* [ENTRIES PROVIDED]:

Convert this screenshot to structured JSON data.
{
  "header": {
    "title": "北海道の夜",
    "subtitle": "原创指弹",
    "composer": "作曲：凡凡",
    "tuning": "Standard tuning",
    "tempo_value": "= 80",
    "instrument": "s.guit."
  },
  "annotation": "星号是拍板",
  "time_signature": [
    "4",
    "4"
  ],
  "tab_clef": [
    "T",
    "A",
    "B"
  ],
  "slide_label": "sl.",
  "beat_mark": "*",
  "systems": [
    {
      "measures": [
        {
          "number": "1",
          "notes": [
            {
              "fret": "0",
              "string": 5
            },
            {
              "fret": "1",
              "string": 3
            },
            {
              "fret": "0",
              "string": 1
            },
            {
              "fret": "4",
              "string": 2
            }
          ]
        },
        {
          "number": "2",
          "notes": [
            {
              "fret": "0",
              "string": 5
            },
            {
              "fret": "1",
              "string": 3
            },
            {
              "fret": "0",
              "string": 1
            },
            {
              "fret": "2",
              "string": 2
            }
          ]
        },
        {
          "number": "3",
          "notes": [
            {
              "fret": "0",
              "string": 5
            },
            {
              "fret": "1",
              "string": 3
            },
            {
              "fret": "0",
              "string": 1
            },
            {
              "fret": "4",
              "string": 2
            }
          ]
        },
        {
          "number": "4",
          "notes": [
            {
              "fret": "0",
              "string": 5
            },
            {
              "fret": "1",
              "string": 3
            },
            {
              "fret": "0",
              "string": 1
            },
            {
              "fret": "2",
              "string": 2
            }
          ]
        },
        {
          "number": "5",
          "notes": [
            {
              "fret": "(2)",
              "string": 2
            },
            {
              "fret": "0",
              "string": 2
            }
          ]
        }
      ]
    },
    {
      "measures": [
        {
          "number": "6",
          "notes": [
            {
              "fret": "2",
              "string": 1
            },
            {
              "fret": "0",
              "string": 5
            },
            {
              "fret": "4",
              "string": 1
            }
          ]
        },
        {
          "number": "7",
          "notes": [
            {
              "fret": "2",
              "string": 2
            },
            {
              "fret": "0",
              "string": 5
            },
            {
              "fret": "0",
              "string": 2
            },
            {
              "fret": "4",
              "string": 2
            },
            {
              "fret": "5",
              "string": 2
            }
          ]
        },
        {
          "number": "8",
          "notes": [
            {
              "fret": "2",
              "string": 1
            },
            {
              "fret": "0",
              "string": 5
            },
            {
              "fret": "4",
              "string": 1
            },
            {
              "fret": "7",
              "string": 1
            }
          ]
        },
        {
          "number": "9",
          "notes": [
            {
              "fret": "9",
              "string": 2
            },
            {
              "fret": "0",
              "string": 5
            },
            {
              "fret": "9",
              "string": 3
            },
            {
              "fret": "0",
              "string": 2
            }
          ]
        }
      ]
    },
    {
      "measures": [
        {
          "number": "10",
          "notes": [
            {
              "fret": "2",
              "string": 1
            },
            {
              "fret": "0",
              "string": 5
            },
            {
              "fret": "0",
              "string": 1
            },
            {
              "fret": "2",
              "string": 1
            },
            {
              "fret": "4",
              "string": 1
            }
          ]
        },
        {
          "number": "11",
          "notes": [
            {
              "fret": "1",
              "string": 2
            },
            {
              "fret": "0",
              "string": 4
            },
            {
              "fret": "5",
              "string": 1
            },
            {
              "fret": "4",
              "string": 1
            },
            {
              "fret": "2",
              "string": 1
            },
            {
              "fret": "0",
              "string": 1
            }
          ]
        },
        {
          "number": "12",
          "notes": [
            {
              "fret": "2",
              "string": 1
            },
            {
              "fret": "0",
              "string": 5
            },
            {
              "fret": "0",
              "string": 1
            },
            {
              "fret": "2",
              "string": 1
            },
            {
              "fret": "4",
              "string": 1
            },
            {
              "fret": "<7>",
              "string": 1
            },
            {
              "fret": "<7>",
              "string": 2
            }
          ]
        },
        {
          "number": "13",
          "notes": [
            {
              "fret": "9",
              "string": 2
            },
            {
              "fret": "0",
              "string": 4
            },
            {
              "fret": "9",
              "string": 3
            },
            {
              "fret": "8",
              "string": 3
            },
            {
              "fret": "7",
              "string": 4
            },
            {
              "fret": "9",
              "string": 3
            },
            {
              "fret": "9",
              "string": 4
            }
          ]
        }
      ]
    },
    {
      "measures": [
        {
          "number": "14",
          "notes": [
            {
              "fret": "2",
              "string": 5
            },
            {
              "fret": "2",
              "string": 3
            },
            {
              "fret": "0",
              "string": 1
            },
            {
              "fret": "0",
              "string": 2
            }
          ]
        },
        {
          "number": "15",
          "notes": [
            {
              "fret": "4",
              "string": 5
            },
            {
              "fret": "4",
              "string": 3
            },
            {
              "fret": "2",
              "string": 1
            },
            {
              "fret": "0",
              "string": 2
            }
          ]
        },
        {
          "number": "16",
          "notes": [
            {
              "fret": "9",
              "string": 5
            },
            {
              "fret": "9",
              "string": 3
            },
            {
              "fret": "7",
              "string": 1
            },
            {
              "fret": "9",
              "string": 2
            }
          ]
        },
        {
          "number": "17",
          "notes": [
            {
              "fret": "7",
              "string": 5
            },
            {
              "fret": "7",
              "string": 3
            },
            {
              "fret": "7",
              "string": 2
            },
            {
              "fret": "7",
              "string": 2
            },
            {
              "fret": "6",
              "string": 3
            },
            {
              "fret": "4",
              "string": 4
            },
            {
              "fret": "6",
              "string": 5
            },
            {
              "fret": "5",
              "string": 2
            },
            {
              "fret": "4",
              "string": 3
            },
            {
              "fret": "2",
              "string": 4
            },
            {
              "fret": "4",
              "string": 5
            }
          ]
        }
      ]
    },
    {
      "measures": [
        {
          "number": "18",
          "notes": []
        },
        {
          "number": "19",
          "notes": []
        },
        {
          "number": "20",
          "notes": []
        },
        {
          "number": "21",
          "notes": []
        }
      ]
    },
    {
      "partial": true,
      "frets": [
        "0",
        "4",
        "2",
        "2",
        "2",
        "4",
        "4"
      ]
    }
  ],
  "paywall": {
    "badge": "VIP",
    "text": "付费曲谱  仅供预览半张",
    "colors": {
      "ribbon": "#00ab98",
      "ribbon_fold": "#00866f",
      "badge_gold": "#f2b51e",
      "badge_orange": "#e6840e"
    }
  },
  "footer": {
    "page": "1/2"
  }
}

* [WRITTEN INSTRUCTION]:
From the data above, extract every line in its exact form.

* [ANSWER TO THIS EXERCISE]:
Convert this screenshot to structured JSON data.
{
  "header": {
    "title": "北海道の夜",
    "subtitle": "原创指弹",
    "composer": "作曲：凡凡",
    "tuning": "Standard tuning",
    "tempo_value": "= 80",
    "instrument": "s.guit."
  },
  "annotation": "星号是拍板",
  "time_signature": [
    "4",
    "4"
  ],
  "tab_clef": [
    "T",
    "A",
    "B"
  ],
  "slide_label": "sl.",
  "beat_mark": "*",
  "systems": [
    {
      "measures": [
        {
          "number": "1",
          "notes": [
            {
              "fret": "0",
              "string": 5
            },
            {
              "fret": "1",
              "string": 3
            },
            {
              "fret": "0",
              "string": 1
            },
            {
              "fret": "4",
              "string": 2
            }
          ]
        },
        {
          "number": "2",
          "notes": [
            {
              "fret": "0",
              "string": 5
            },
            {
              "fret": "1",
              "string": 3
            },
            {
              "fret": "0",
              "string": 1
            },
            {
              "fret": "2",
              "string": 2
            }
          ]
        },
        {
          "number": "3",
          "notes": [
            {
              "fret": "0",
              "string": 5
            },
            {
              "fret": "1",
              "string": 3
            },
            {
              "fret": "0",
              "string": 1
            },
            {
              "fret": "4",
              "string": 2
            }
          ]
        },
        {
          "number": "4",
          "notes": [
            {
              "fret": "0",
              "string": 5
            },
            {
              "fret": "1",
              "string": 3
            },
            {
              "fret": "0",
              "string": 1
            },
            {
              "fret": "2",
              "string": 2
            }
          ]
        },
        {
          "number": "5",
          "notes": [
            {
              "fret": "(2)",
              "string": 2
            },
            {
              "fret": "0",
              "string": 2
            }
          ]
        }
      ]
    },
    {
      "measures": [
        {
          "number": "6",
          "notes": [
            {
              "fret": "2",
              "string": 1
            },
            {
              "fret": "0",
              "string": 5
            },
            {
              "fret": "4",
              "string": 1
            }
          ]
        },
        {
          "number": "7",
          "notes": [
            {
              "fret": "2",
              "string": 2
            },
            {
              "fret": "0",
              "string": 5
            },
            {
              "fret": "0",
              "string": 2
            },
            {
              "fret": "4",
              "string": 2
            },
            {
              "fret": "5",
              "string": 2
            }
          ]
        },
        {
          "number": "8",
          "notes": [
            {
              "fret": "2",
              "string": 1
            },
            {
              "fret": "0",
              "string": 5
            },
            {
              "fret": "4",
              "string": 1
            },
            {
              "fret": "7",
              "string": 1
            }
          ]
        },
        {
          "number": "9",
          "notes": [
            {
              "fret": "9",
              "string": 2
            },
            {
              "fret": "0",
              "string": 5
            },
            {
              "fret": "9",
              "string": 3
            },
            {
              "fret": "0",
              "string": 2
            }
          ]
        }
      ]
    },
    {
      "measures": [
        {
          "number": "10",
          "notes": [
            {
              "fret": "2",
              "string": 1
            },
            {
              "fret": "0",
              "string": 5
            },
            {
              "fret": "0",
              "string": 1
            },
            {
              "fret": "2",
              "string": 1
            },
            {
              "fret": "4",
              "string": 1
            }
          ]
        },
        {
          "number": "11",
          "notes": [
            {
              "fret": "1",
              "string": 2
            },
            {
              "fret": "0",
              "string": 4
            },
            {
              "fret": "5",
              "string": 1
            },
            {
              "fret": "4",
              "string": 1
            },
            {
              "fret": "2",
              "string": 1
            },
            {
              "fret": "0",
              "string": 1
            }
          ]
        },
        {
          "number": "12",
          "notes": [
            {
              "fret": "2",
              "string": 1
            },
            {
              "fret": "0",
              "string": 5
            },
            {
              "fret": "0",
              "string": 1
            },
            {
              "fret": "2",
              "string": 1
            },
            {
              "fret": "4",
              "string": 1
            },
            {
              "fret": "<7>",
              "string": 1
            },
            {
              "fret": "<7>",
              "string": 2
            }
          ]
        },
        {
          "number": "13",
          "notes": [
            {
              "fret": "9",
              "string": 2
            },
            {
              "fret": "0",
              "string": 4
            },
            {
              "fret": "9",
              "string": 3
            },
            {
              "fret": "8",
              "string": 3
            },
            {
              "fret": "7",
              "string": 4
            },
            {
              "fret": "9",
              "string": 3
            },
            {
              "fret": "9",
              "string": 4
            }
          ]
        }
      ]
    },
    {
      "measures": [
        {
          "number": "14",
          "notes": [
            {
              "fret": "2",
              "string": 5
            },
            {
              "fret": "2",
              "string": 3
            },
            {
              "fret": "0",
              "string": 1
            },
            {
              "fret": "0",
              "string": 2
            }
          ]
        },
        {
          "number": "15",
          "notes": [
            {
              "fret": "4",
              "string": 5
            },
            {
              "fret": "4",
              "string": 3
            },
            {
              "fret": "2",
              "string": 1
            },
            {
              "fret": "0",
              "string": 2
            }
          ]
        },
        {
          "number": "16",
          "notes": [
            {
              "fret": "9",
              "string": 5
            },
            {
              "fret": "9",
              "string": 3
            },
            {
              "fret": "7",
              "string": 1
            },
            {
              "fret": "9",
              "string": 2
            }
          ]
        },
        {
          "number": "17",
          "notes": [
            {
              "fret": "7",
              "string": 5
            },
            {
              "fret": "7",
              "string": 3
            },
            {
              "fret": "7",
              "string": 2
            },
            {
              "fret": "7",
              "string": 2
            },
            {
              "fret": "6",
              "string": 3
            },
            {
              "fret": "4",
              "string": 4
            },
            {
              "fret": "6",
              "string": 5
            },
            {
              "fret": "5",
              "string": 2
            },
            {
              "fret": "4",
              "string": 3
            },
            {
              "fret": "2",
              "string": 4
            },
            {
              "fret": "4",
              "string": 5
            }
          ]
        }
      ]
    },
    {
      "measures": [
        {
          "number": "18",
          "notes": []
        },
        {
          "number": "19",
          "notes": []
        },
        {
          "number": "20",
          "notes": []
        },
        {
          "number": "21",
          "notes": []
        }
      ]
    },
    {
      "partial": true,
      "frets": [
        "0",
        "4",
        "2",
        "2",
        "2",
        "4",
        "4"
      ]
    }
  ],
  "paywall": {
    "badge": "VIP",
    "text": "付费曲谱  仅供预览半张",
    "colors": {
      "ribbon": "#00ab98",
      "ribbon_fold": "#00866f",
      "badge_gold": "#f2b51e",
      "badge_orange": "#e6840e"
    }
  },
  "footer": {
    "page": "1/2"
  }
}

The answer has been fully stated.